== Given exercise ==
Transcribe every one of the rows below character for character, and leave the pictures out of your copy.

[start of Listed entries]

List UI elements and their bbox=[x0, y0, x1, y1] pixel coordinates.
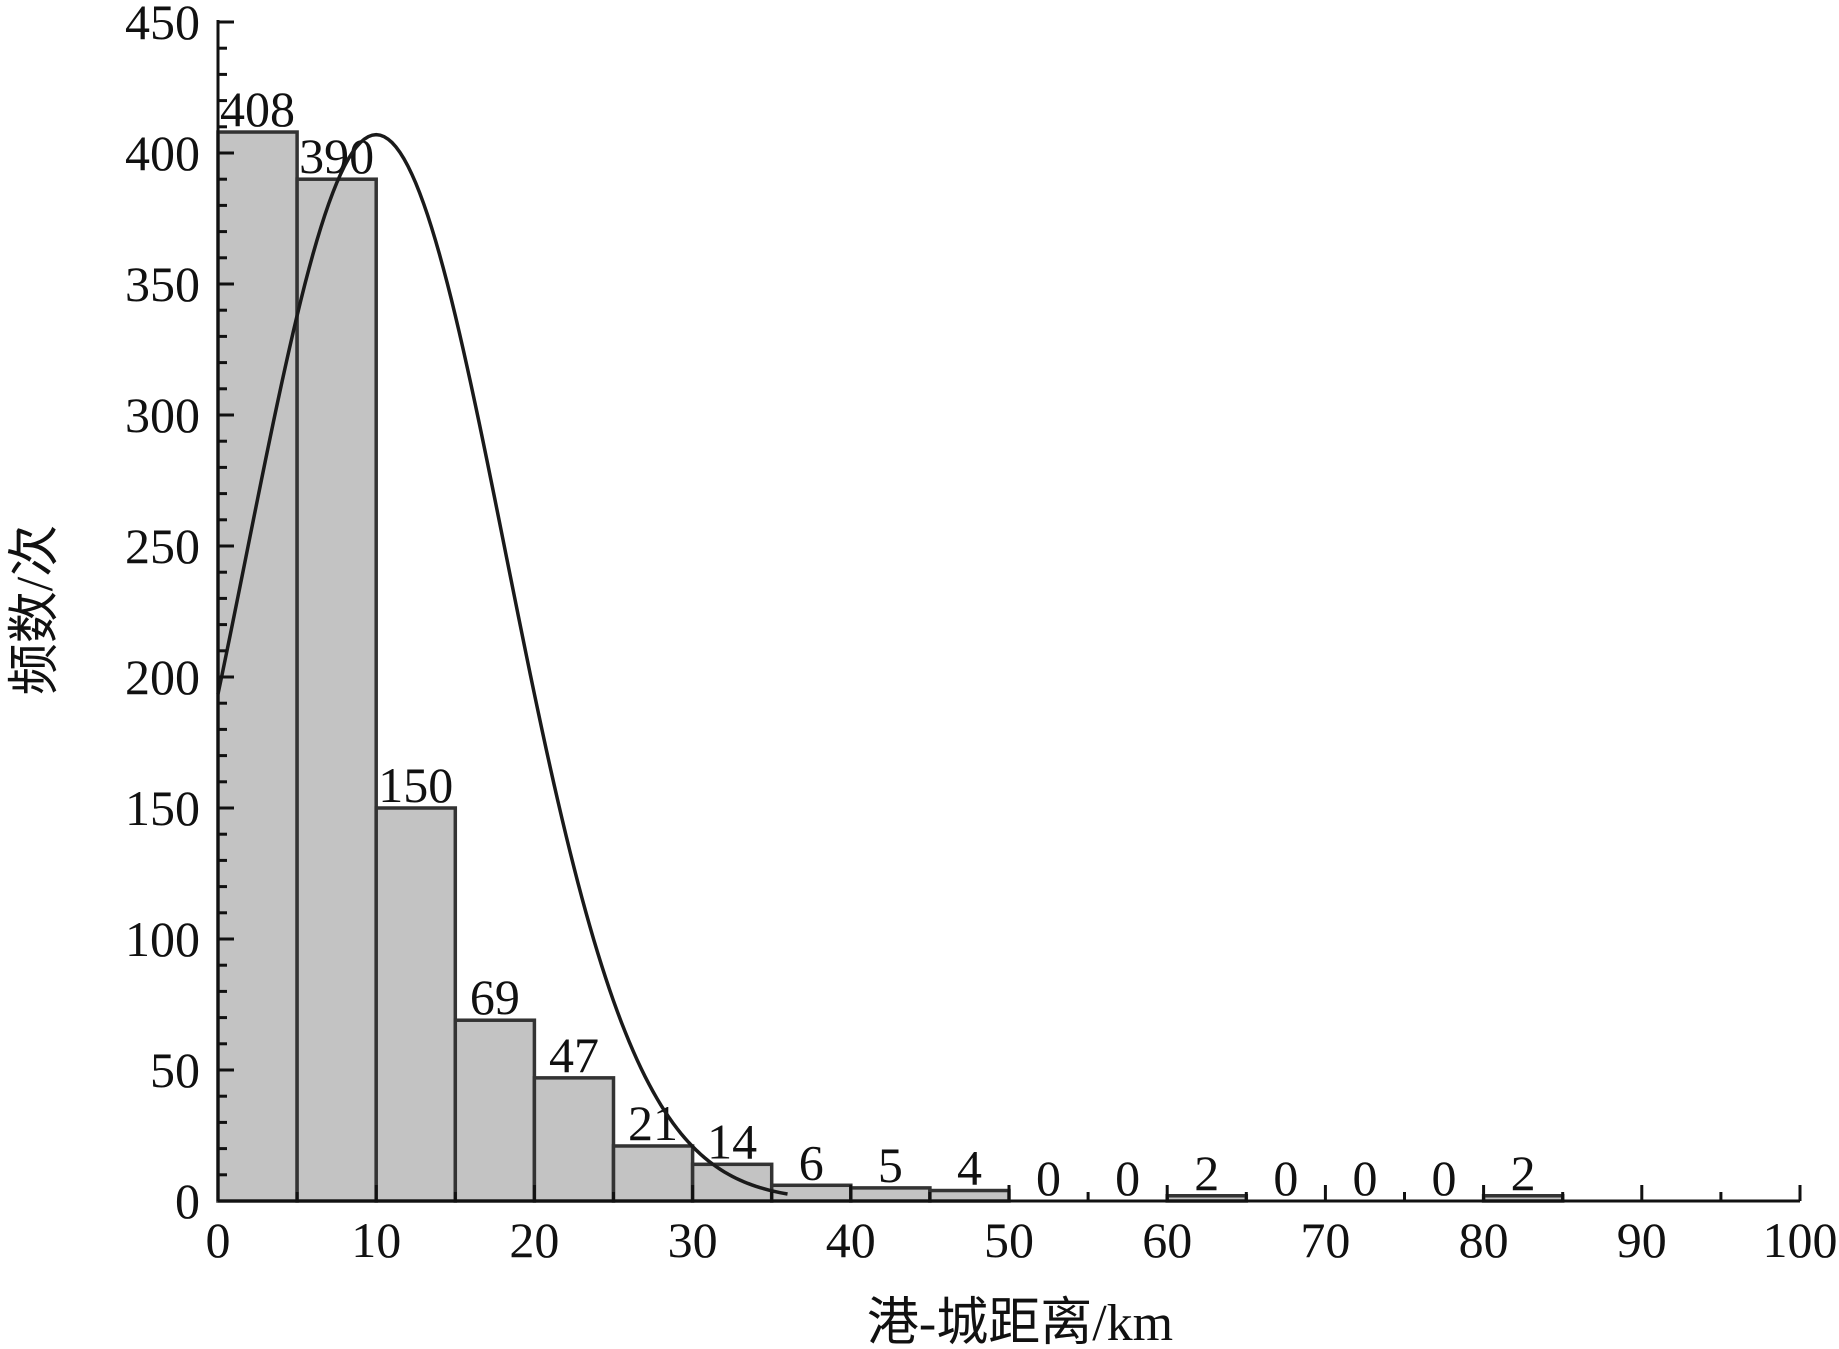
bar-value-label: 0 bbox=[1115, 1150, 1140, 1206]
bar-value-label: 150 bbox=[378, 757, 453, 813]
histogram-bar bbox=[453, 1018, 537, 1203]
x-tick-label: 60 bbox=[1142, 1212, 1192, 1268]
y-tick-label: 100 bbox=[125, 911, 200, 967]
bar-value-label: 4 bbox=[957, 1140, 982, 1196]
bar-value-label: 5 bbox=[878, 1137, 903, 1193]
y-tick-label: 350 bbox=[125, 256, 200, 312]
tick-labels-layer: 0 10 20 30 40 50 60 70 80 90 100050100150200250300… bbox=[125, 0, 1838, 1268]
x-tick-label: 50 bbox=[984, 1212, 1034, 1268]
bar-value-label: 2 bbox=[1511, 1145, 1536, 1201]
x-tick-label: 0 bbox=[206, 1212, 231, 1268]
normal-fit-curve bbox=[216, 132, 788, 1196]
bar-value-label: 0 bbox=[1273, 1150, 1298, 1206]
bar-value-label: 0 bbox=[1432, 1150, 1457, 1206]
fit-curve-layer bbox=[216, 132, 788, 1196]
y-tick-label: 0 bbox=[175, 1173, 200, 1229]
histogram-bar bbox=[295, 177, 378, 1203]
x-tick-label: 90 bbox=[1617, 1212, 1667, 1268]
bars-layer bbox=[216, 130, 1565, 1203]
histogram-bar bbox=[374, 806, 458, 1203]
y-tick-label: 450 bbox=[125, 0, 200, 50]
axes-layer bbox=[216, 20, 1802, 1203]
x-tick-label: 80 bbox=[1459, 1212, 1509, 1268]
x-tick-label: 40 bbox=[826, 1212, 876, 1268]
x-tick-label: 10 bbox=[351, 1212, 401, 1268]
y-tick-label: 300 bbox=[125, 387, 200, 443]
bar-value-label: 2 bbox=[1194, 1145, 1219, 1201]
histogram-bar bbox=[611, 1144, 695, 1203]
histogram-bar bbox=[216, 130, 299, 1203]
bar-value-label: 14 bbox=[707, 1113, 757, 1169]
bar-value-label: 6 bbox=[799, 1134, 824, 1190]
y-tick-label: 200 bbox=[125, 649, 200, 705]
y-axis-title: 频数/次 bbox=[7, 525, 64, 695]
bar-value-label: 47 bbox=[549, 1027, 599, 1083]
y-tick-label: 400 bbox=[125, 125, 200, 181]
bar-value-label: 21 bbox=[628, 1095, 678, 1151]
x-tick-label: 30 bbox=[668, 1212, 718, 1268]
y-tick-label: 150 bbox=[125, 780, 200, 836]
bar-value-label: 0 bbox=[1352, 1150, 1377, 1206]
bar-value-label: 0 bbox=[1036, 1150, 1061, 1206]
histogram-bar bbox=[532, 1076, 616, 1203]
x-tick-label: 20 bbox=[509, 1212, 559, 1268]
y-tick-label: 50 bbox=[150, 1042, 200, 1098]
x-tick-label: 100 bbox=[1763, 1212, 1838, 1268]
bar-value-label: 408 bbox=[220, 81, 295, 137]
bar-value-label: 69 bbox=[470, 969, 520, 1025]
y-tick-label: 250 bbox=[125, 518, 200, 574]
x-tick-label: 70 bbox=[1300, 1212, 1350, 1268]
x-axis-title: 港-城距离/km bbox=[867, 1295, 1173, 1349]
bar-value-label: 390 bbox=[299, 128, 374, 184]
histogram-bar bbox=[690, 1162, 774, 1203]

[end of Listed entries]

== Full answer ==
List UI elements and their bbox=[x0, y0, x1, y1] pixel coordinates.
bar-value-label: 0 bbox=[1115, 1150, 1140, 1206]
bar-value-label: 150 bbox=[378, 757, 453, 813]
histogram-bar bbox=[453, 1018, 537, 1203]
x-tick-label: 60 bbox=[1142, 1212, 1192, 1268]
y-tick-label: 100 bbox=[125, 911, 200, 967]
bar-value-label: 4 bbox=[957, 1140, 982, 1196]
bar-value-label: 5 bbox=[878, 1137, 903, 1193]
y-tick-label: 350 bbox=[125, 256, 200, 312]
tick-labels-layer: 0 10 20 30 40 50 60 70 80 90 100050100150200250300… bbox=[125, 0, 1838, 1268]
x-tick-label: 50 bbox=[984, 1212, 1034, 1268]
bar-value-label: 2 bbox=[1511, 1145, 1536, 1201]
x-tick-label: 0 bbox=[206, 1212, 231, 1268]
normal-fit-curve bbox=[216, 132, 788, 1196]
bar-value-label: 0 bbox=[1273, 1150, 1298, 1206]
bar-value-label: 0 bbox=[1432, 1150, 1457, 1206]
fit-curve-layer bbox=[216, 132, 788, 1196]
y-tick-label: 0 bbox=[175, 1173, 200, 1229]
histogram-bar bbox=[295, 177, 378, 1203]
x-tick-label: 90 bbox=[1617, 1212, 1667, 1268]
bars-layer bbox=[216, 130, 1565, 1203]
histogram-bar bbox=[374, 806, 458, 1203]
y-tick-label: 450 bbox=[125, 0, 200, 50]
axes-layer bbox=[216, 20, 1802, 1203]
x-tick-label: 80 bbox=[1459, 1212, 1509, 1268]
x-tick-label: 40 bbox=[826, 1212, 876, 1268]
x-tick-label: 10 bbox=[351, 1212, 401, 1268]
y-tick-label: 300 bbox=[125, 387, 200, 443]
bar-value-label: 2 bbox=[1194, 1145, 1219, 1201]
histogram-bar bbox=[611, 1144, 695, 1203]
histogram-bar bbox=[216, 130, 299, 1203]
bar-value-label: 14 bbox=[707, 1113, 757, 1169]
bar-value-label: 6 bbox=[799, 1134, 824, 1190]
y-tick-label: 200 bbox=[125, 649, 200, 705]
y-axis-title: 频数/次 bbox=[7, 525, 64, 695]
bar-value-label: 47 bbox=[549, 1027, 599, 1083]
y-tick-label: 400 bbox=[125, 125, 200, 181]
bar-value-label: 21 bbox=[628, 1095, 678, 1151]
x-tick-label: 30 bbox=[668, 1212, 718, 1268]
y-tick-label: 150 bbox=[125, 780, 200, 836]
bar-value-label: 0 bbox=[1352, 1150, 1377, 1206]
bar-value-label: 0 bbox=[1036, 1150, 1061, 1206]
histogram-bar bbox=[532, 1076, 616, 1203]
x-tick-label: 20 bbox=[509, 1212, 559, 1268]
y-tick-label: 50 bbox=[150, 1042, 200, 1098]
x-tick-label: 100 bbox=[1763, 1212, 1838, 1268]
bar-value-label: 408 bbox=[220, 81, 295, 137]
bar-value-label: 69 bbox=[470, 969, 520, 1025]
y-tick-label: 250 bbox=[125, 518, 200, 574]
x-tick-label: 70 bbox=[1300, 1212, 1350, 1268]
x-axis-title: 港-城距离/km bbox=[867, 1295, 1173, 1349]
bar-value-label: 390 bbox=[299, 128, 374, 184]
histogram-bar bbox=[690, 1162, 774, 1203]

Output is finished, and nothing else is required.